*演習課題*:
**a.** 医療情報連携についての本文で、“ ”で囲まれている語句は何ですか？すべて挙げてください。
**b.** 医療情報連携についての本文を、最後の文に続けて書き継いでください。

*演習用本文*:
################

医療情報連携の世界は、今まさに“再構築”の段階に差しかかっている。これまで各国で電子カルテの導入が進み、地域医療連携ネットワークも整備されてきたが、こうした取り組みの多くは基本的に“閉じた”システムとして設計されており、外部との情報接続に対して柔軟性を欠いていた。そのため、異なる医療圏やベンダーのシステムをまたいだ情報連携には多くの課題が残されている。
このような状況を打破するために、近年注目されているのが「ネットワーク・オブ・ネットワーク(Network of Networks)」という構想である。これは、各地域や組織が独自に構築してきた医療情報ネットワークを、上位のルールと技術仕様によって“相互接続可能な仕組み”として再編する考え方であり、医療情報連携の新しい潮流として国際的に支持が広がっている。

################

*提供資料*:
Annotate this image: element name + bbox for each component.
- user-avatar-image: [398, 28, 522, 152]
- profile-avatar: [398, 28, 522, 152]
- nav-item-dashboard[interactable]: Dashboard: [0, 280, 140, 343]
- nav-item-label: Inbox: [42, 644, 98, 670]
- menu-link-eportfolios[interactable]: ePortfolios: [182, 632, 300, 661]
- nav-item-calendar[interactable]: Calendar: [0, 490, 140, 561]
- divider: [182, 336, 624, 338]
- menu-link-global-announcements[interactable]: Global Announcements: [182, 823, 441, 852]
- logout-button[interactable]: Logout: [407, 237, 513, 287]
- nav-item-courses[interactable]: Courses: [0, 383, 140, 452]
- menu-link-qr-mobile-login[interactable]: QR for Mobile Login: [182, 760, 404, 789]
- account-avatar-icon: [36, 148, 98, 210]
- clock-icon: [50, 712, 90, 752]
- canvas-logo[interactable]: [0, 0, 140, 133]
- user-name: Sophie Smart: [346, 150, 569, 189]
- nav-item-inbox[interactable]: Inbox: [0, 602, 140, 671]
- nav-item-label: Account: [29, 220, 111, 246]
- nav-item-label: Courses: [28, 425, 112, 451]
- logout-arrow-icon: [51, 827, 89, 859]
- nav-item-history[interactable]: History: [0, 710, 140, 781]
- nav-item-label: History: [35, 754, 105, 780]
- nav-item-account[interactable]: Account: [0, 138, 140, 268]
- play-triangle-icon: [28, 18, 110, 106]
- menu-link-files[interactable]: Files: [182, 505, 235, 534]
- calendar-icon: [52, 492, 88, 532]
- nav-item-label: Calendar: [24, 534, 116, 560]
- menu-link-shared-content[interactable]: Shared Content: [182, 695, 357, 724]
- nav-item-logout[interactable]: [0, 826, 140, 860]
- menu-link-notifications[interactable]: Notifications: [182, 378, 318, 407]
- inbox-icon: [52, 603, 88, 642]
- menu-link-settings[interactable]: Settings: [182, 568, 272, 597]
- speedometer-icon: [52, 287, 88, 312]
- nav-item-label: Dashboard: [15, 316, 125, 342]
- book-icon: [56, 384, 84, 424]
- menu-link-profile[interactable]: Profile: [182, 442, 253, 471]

################

*課題別の解答*:
**a.** “再構築”、“閉じた”、“相互接続可能な仕組み”

**b.**
このアプローチの特徴は、従来のように情報を中央に集約して一元管理するのではなく、それぞれのネットワークが独立性を保ったまま、必要な時に他のネットワークと安全に連携できる「連邦型アーキテクチャ」を採用する点にある。つまり、個別最適化されたシステム同士を“つなげる”ためのルールと中間層を設計し、全国的・広域的な医療連携を実現しようという構想である。